→ **The task**
Continue the account of Jim's farewell evening at the cabin above the Snake River, starting right after its final sentence.
---------- Text under study ----------
Jim was dying. He was sitting on the deck at Mark Bennion’s spectacular cabin, perched high on a bluff overlooking the Snake River near Heise Hot Springs. Mark had invited about 100 friends to a farewell home evening and cannon shoot. It proved to be memorable.
Early on a Sunday morning several months earlier, Jim was attending a High Council meeting and had a grand mal seizure. He was taken across the street to the hospital where he was found to have an aggressive brain tumor. That was his last High Council meeting.
As with most patients with glioblastoma, Jim faded rapidly. By the time the cannon shoot was held he wasn’t able to participate much beyond just sitting in the chair on the deck. As far as we could tell, he was comfortably watching the late afternoon shadows fall across the steep canyon walls above the river. He didn’t say much, but smiled graciously at the many well-wishers, acknowledging their kindness.
---------- Data ----------
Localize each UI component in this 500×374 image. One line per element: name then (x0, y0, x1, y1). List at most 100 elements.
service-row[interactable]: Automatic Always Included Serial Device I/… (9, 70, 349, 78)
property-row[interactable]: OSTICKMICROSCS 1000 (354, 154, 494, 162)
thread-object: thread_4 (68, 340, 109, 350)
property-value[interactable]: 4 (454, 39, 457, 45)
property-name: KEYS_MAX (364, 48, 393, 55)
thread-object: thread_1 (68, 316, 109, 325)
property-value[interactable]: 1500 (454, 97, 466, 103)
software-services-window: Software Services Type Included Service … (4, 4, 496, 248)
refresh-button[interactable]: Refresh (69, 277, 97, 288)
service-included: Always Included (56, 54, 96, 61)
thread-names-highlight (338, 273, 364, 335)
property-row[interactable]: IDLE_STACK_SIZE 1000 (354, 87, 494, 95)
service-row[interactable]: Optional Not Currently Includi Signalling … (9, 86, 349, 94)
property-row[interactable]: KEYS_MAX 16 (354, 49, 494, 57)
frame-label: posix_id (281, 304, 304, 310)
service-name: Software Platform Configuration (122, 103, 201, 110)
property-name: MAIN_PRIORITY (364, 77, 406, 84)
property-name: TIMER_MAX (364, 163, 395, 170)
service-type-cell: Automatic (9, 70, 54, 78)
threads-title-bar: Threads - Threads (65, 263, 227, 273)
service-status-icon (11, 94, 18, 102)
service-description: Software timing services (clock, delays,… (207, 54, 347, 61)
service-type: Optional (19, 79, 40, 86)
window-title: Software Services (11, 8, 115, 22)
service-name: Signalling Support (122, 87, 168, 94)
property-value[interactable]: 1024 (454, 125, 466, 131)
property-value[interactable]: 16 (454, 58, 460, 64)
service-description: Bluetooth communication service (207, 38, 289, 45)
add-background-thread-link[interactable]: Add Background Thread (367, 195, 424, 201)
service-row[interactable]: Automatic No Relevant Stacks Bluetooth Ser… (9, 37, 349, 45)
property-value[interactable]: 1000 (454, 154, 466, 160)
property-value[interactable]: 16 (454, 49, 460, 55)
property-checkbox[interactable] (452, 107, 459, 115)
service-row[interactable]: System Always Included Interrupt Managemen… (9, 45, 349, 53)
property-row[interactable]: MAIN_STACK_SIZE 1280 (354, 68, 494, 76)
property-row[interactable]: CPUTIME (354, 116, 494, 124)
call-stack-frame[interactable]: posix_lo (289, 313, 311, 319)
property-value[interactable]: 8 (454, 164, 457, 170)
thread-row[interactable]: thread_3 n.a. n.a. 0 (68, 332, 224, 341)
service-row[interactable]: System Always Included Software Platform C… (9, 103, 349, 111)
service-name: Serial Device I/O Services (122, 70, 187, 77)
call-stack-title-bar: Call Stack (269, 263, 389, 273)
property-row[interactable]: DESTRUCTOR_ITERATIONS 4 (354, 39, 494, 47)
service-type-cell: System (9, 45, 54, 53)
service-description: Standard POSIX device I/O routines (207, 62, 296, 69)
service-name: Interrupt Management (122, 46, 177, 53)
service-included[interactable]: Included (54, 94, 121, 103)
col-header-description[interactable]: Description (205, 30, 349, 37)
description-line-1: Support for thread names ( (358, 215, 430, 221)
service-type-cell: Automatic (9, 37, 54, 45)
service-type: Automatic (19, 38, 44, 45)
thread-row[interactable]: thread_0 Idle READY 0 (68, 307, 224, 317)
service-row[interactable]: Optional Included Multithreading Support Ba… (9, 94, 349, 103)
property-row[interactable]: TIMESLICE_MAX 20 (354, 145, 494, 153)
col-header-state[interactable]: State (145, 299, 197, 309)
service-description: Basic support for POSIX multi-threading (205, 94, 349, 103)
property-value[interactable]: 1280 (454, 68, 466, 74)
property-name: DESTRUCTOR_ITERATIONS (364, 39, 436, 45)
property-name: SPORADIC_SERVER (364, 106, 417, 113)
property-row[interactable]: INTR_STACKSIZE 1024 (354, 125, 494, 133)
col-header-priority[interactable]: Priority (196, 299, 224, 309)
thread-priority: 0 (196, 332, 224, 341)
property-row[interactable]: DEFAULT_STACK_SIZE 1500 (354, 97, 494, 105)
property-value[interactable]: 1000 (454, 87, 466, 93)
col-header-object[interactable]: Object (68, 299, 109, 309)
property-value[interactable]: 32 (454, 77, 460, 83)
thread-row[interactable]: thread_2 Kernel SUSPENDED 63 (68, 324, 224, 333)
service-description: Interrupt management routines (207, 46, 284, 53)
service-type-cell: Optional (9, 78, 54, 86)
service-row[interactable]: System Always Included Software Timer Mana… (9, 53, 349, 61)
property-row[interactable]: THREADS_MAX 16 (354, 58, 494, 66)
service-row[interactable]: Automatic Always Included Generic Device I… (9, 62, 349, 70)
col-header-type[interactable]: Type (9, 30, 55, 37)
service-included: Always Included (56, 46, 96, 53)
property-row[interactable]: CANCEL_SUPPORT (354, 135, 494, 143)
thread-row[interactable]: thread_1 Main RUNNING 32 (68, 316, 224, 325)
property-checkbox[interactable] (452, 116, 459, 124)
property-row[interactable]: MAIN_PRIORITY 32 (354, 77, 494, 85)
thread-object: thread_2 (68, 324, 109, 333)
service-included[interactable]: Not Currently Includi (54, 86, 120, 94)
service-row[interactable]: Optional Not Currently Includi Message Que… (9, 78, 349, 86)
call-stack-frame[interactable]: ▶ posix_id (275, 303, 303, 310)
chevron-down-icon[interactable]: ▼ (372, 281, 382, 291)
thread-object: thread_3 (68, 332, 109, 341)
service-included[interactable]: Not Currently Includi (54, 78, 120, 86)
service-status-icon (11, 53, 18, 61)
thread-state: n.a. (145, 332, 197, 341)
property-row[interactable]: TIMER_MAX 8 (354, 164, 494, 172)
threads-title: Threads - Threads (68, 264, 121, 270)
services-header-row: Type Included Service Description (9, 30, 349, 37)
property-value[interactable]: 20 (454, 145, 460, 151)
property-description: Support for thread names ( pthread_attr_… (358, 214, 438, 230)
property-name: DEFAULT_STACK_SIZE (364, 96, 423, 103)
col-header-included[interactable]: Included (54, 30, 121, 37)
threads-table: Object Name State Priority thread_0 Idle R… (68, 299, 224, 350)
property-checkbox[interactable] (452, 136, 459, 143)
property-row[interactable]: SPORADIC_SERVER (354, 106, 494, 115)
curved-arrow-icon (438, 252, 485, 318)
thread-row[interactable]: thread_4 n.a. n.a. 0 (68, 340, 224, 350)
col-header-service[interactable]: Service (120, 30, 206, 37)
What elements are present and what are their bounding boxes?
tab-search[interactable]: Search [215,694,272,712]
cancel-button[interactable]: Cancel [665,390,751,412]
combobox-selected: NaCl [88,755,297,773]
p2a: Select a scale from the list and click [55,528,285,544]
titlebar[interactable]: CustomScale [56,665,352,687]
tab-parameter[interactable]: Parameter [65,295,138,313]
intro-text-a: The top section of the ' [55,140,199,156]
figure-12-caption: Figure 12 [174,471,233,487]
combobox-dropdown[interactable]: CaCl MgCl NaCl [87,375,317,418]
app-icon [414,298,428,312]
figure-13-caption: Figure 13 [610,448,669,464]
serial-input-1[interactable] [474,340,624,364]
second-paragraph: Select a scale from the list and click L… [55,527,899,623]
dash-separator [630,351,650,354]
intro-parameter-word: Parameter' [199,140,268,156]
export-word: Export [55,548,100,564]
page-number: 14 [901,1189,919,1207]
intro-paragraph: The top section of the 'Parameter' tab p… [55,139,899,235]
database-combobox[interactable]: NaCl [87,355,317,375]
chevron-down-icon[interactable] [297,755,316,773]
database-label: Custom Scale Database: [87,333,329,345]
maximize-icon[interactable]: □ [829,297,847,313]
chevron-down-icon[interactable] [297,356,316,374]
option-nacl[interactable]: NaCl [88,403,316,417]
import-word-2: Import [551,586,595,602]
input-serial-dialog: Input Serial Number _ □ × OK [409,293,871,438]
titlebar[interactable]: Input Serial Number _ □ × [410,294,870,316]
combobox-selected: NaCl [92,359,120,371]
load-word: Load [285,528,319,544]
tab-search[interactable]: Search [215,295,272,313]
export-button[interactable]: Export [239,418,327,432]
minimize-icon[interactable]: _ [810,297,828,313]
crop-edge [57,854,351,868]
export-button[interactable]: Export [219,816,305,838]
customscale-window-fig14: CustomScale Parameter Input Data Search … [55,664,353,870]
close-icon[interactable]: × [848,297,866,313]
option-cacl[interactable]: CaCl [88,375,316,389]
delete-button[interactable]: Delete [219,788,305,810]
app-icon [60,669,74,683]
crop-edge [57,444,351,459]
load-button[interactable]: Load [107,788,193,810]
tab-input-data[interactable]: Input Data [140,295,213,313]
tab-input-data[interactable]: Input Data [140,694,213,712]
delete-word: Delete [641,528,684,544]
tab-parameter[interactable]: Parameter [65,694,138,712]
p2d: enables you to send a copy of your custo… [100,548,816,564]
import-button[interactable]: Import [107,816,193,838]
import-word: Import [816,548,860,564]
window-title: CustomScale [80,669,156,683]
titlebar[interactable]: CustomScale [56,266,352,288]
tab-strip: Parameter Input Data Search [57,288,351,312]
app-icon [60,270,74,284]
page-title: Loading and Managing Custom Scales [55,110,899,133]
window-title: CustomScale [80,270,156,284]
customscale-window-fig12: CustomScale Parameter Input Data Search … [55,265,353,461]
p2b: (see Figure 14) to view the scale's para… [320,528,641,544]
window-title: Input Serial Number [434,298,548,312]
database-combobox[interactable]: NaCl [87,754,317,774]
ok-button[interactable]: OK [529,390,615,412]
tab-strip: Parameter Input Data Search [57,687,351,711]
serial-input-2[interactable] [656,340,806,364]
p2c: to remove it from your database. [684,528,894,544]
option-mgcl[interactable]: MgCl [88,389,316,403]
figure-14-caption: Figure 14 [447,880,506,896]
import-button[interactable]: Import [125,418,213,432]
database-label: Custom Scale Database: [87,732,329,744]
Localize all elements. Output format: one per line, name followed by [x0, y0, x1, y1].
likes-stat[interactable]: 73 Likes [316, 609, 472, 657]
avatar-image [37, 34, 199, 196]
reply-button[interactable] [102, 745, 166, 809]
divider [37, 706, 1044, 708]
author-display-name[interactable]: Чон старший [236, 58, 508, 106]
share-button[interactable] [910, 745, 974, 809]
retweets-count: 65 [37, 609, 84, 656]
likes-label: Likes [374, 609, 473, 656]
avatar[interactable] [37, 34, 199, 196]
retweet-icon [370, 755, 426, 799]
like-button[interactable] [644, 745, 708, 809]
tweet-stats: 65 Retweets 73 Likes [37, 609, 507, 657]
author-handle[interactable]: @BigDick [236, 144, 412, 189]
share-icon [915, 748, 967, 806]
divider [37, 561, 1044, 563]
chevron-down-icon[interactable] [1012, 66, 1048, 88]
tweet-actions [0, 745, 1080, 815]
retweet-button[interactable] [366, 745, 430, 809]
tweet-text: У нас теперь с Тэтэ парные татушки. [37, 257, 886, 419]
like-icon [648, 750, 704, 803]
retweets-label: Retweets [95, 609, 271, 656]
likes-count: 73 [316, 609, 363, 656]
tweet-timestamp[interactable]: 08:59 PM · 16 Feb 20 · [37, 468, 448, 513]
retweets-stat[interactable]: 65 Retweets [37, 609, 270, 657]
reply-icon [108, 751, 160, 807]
----------
→ **Task response**
On the other hand, Mark was not going to let this man pass without a bang. His weapon of choice was a large antique cannon that he hauled around on a big trailer. When he fired the cannon in town, he filled the firing chamber with black powder and about five pounds of flour. The noise and bluster of cannon fired flour started the Greenbelt Duck Race for many years. For Jim's last roundup, Mark had created some actual munitions by filling No. 5 fruit cans with concrete. Each ka-BOOM was followed by a distinct oscillating warble as the fruit cans spun end-over-end. In the sunset, I could see some of the cans tumbling and grow smaller before they disappeared into a cloud of dust on the other side of the river.
Mark proved to be an exceptional cannoneer. Between shots, the cannon was cleaned and cooled before being re-armed with more primers, gun powder, and concrete-filled fruit cans. This process took about ten minutes and gave us time to visit as we watched. The observers included church leaders and civic officials, INL scientists, doctors, lawyers, and businessmen who were not usually part of an artillery team. One man with considerable gun experience opined that the tolerances of the Confederate-era cannon were not known. He added that while the enthusiastic shooter may overload the gunpowder and damage the weapon, a catastrophic failure was not likely unless the overload was repeated. Someone estimated that Mark had fired the cannon over 100 times. Pictured here is a confederate cannon that experienced catastrophic overload failure.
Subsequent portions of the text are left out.